YOUR GOAL: Give the number of lines below that contain the word "Dokument", and nothing else.

DATA FOR THIS EXERCISE:
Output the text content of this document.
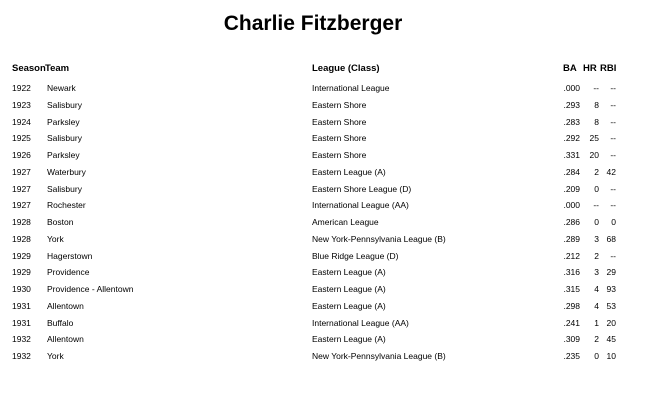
Charlie Fitzberger
Season Team	League (Class)	BA HR RBI
1922 Newark	International League	.000	--	--
1923 Salisbury	Eastern Shore	.293	8	--
1924 Parksley	Eastern Shore	.283	8	--
1925 Salisbury	Eastern Shore	.292	25	--
1926 Parksley	Eastern Shore	.331	20	--
1927 Waterbury	Eastern League (A)	.284	2 42
1927 Salisbury	Eastern Shore League (D)	.209	0	--
1927 Rochester	International League (AA)	.000	--	--
1928 Boston	American League	.286	0	0
1928 York	New York-Pennsylvania League (B)	.289	3 68
1929 Hagerstown	Blue Ridge League (D)	.212	2	--
1929 Providence	Eastern League (A)	.316	3 29
1930 Providence - Allentown	Eastern League (A)	.315	4 93
1931 Allentown	Eastern League (A)	.298	4 53
1931 Buffalo	International League (AA)	.241	1 20
1932 Allentown	Eastern League (A)	.309	2 45
1932 York	New York-Pennsylvania League (B)	.235	0 10
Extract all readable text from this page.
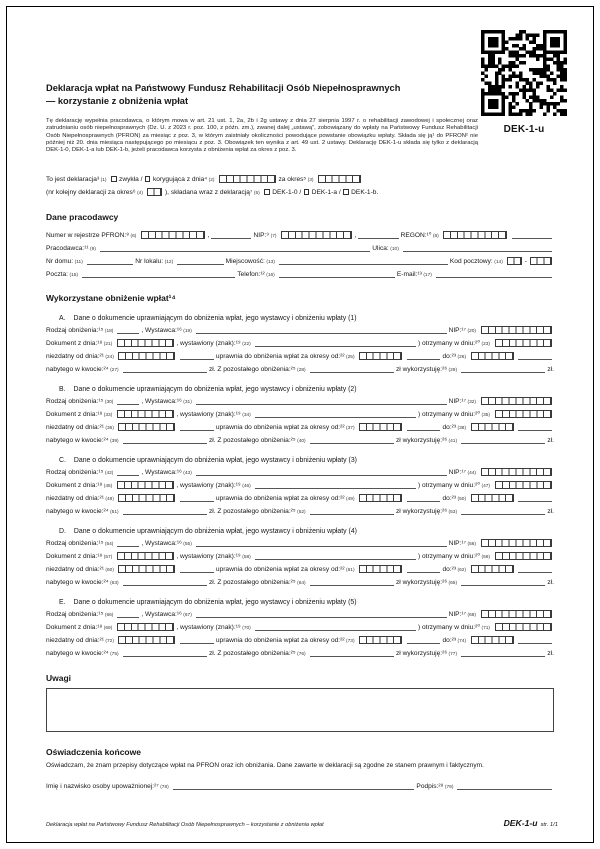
DEK-1-u
Deklaracja wpłat na Państwowy Fundusz Rehabilitacji Osób Niepełnosprawnych
— korzystanie z obniżenia wpłat

Tę deklarację wypełnia pracodawca, o którym mowa w art. 21 ust. 1, 2a, 2b i 2g ustawy z dnia 27 sierpnia 1997 r. o rehabilitacji zawodowej i społecznej oraz zatrudnianiu osób niepełnosprawnych (Dz. U. z 2023 r. poz. 100, z późn. zm.), zwanej dalej „ustawą”, zobowiązany do wpłaty na Państwowy Fundusz Rehabilitacji Osób Niepełnosprawnych (PFRON) za miesiąc z poz. 3, w którym zaistniały okoliczności powodujące powstanie obowiązku wpłaty. Składa się ją¹ do PFRON² nie później niż 20. dnia miesiąca następującego po miesiącu z poz. 3. Obowiązek ten wynika z art. 49 ust. 2 ustawy. Deklarację DEK-1-u składa się tylko z deklaracją DEK-1-0, DEK-1-a lub DEK-1-b, jeżeli pracodawca korzysta z obniżenia wpłat za okres z poz. 3.

To jest deklaracja³ (1) zwykła / korygująca z dnia⁴ (2)	za okres⁵ (3)
(nr kolejny deklaracji za okres⁶ (4)	), składana wraz z deklaracją⁷ (5) DEK-1-0 / DEK-1-a / DEK-1-b.
Dane pracodawcy
Numer w rejestrze PFRON:⁸ (6)	,	NIP:⁹ (7)	,	REGON:¹⁰ (8)
Pracodawca:¹¹ (9)	Ulica: (10)
Nr domu: (11)	Nr lokalu: (12)	Miejscowość: (13)	Kod pocztowy: (14)	-
Poczta: (15)	Telefon:¹² (16)	E-mail:¹³ (17)
Wykorzystane obniżenie wpłat¹⁴
A. Dane o dokumencie uprawniającym do obniżenia wpłat, jego wystawcy i obniżeniu wpłaty (1)
Rodzaj obniżenia:¹⁵ (18)	, Wystawca:¹⁶ (19)	NIP:¹⁷ (20)
Dokument z dnia:¹⁸ (21)	, wystawiony (znak):¹⁹ (22)	) otrzymany w dniu:²⁰ (23)
niezdatny od dnia:²¹ (24)	uprawnia do obniżenia wpłat za okresy od:²² (25)	do:²³ (26)
nabytego w kwocie:²⁴ (27)	zł. Z pozostałego obniżenia:²⁵ (28)	zł wykorzystuję:²⁶ (29)	zł.
B. Dane o dokumencie uprawniającym do obniżenia wpłat, jego wystawcy i obniżeniu wpłaty (2)
Rodzaj obniżenia:¹⁵ (30)	, Wystawca:¹⁶ (31)	NIP:¹⁷ (32)
Dokument z dnia:¹⁸ (33)	, wystawiony (znak):¹⁹ (34)	) otrzymany w dniu:²⁰ (35)
niezdatny od dnia:²¹ (36)	uprawnia do obniżenia wpłat za okresy od:²² (37)	do:²³ (38)
nabytego w kwocie:²⁴ (39)	zł. Z pozostałego obniżenia:²⁵ (40)	zł wykorzystuję:²⁶ (41)	zł.
C. Dane o dokumencie uprawniającym do obniżenia wpłat, jego wystawcy i obniżeniu wpłaty (3)
Rodzaj obniżenia:¹⁵ (42)	, Wystawca:¹⁶ (43)	NIP:¹⁷ (44)
Dokument z dnia:¹⁸ (45)	, wystawiony (znak):¹⁹ (46)	) otrzymany w dniu:²⁰ (47)
niezdatny od dnia:²¹ (48)	uprawnia do obniżenia wpłat za okresy od:²² (49)	do:²³ (50)
nabytego w kwocie:²⁴ (51)	zł. Z pozostałego obniżenia:²⁵ (52)	zł wykorzystuję:²⁶ (53)	zł.
D. Dane o dokumencie uprawniającym do obniżenia wpłat, jego wystawcy i obniżeniu wpłaty (4)
Rodzaj obniżenia:¹⁵ (54)	, Wystawca:¹⁶ (55)	NIP:¹⁷ (56)
Dokument z dnia:¹⁸ (57)	, wystawiony (znak):¹⁹ (58)	) otrzymany w dniu:²⁰ (59)
niezdatny od dnia:²¹ (60)	uprawnia do obniżenia wpłat za okresy od:²² (61)	do:²³ (62)
nabytego w kwocie:²⁴ (63)	zł. Z pozostałego obniżenia:²⁵ (64)	zł wykorzystuję:²⁶ (65)	zł.
E. Dane o dokumencie uprawniającym do obniżenia wpłat, jego wystawcy i obniżeniu wpłaty (5)
Rodzaj obniżenia:¹⁵ (66)	, Wystawca:¹⁶ (67)	NIP:¹⁷ (68)
Dokument z dnia:¹⁸ (69)	, wystawiony (znak):¹⁹ (70)	) otrzymany w dniu:²⁰ (71)
niezdatny od dnia:²¹ (72)	uprawnia do obniżenia wpłat za okresy od:²² (73)	do:²³ (74)
nabytego w kwocie:²⁴ (75)	zł. Z pozostałego obniżenia:²⁵ (76)	zł wykorzystuję:²⁶ (77)	zł.
Uwagi
Oświadczenia końcowe

Oświadczam, że znam przepisy dotyczące wpłat na PFRON oraz ich obniżania. Dane zawarte w deklaracji są zgodne ze stanem prawnym i faktycznym.

Imię i nazwisko osoby upoważnionej:²⁷ (78)	Podpis:²⁸ (79)
Deklaracja wpłat na Państwowy Fundusz Rehabilitacji Osób Niepełnosprawnych – korzystanie z obniżenia wpłat	DEK-1-u str. 1/1
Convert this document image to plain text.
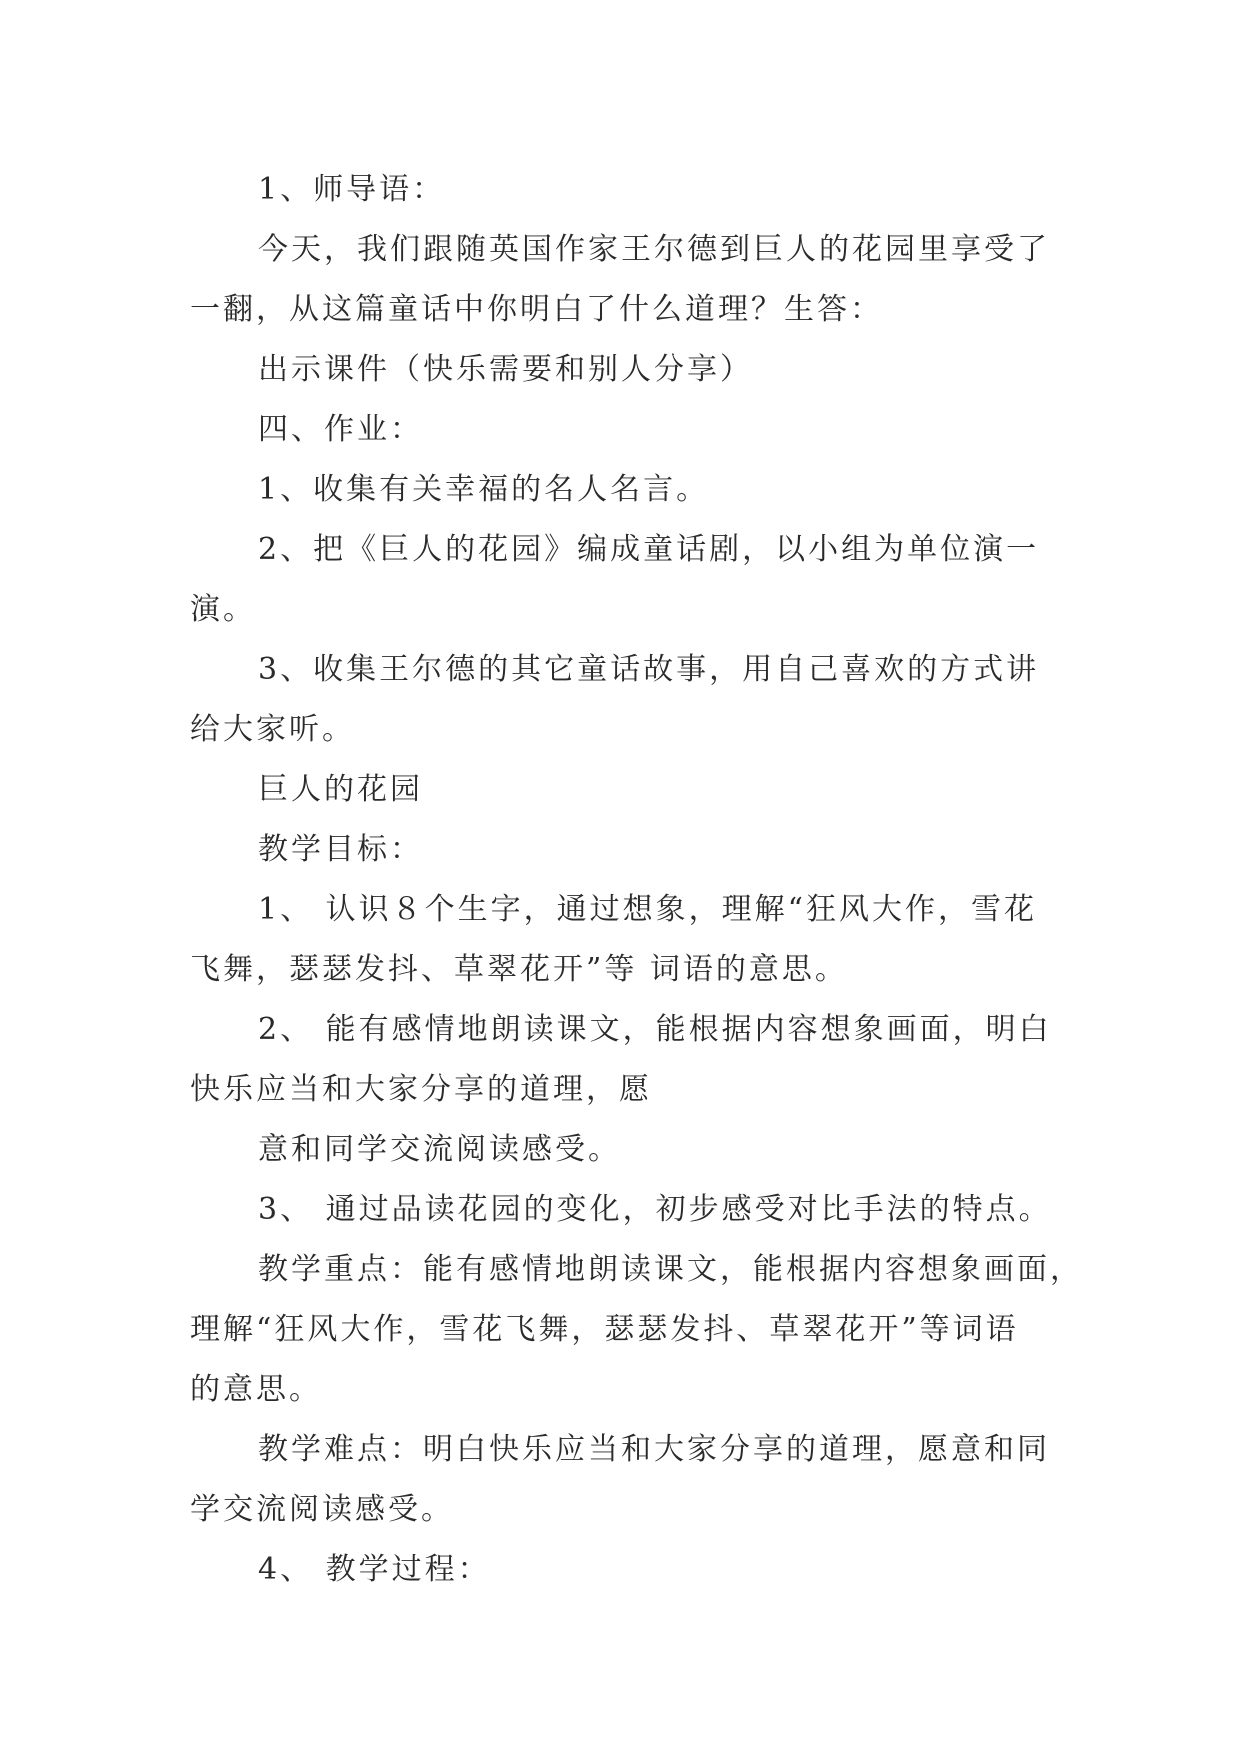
1、师导语：

今天，我们跟随英国作家王尔德到巨人的花园里享受了
一翻，从这篇童话中你明白了什么道理？生答：

出示课件（快乐需要和别人分享）

四、作业：

1、收集有关幸福的名人名言。

2、把《巨人的花园》编成童话剧，以小组为单位演一
演。

3、收集王尔德的其它童话故事，用自己喜欢的方式讲
给大家听。

巨人的花园

教学目标：

1、 认识８个生字，通过想象，理解“狂风大作，雪花
飞舞，瑟瑟发抖、草翠花开”等 词语的意思。

2、 能有感情地朗读课文，能根据内容想象画面，明白
快乐应当和大家分享的道理，愿

意和同学交流阅读感受。

3、 通过品读花园的变化，初步感受对比手法的特点。

教学重点：能有感情地朗读课文，能根据内容想象画面，
理解“狂风大作，雪花飞舞，瑟瑟发抖、草翠花开”等词语
的意思。

教学难点：明白快乐应当和大家分享的道理，愿意和同
学交流阅读感受。

4、 教学过程：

TASK OUTPUT: 5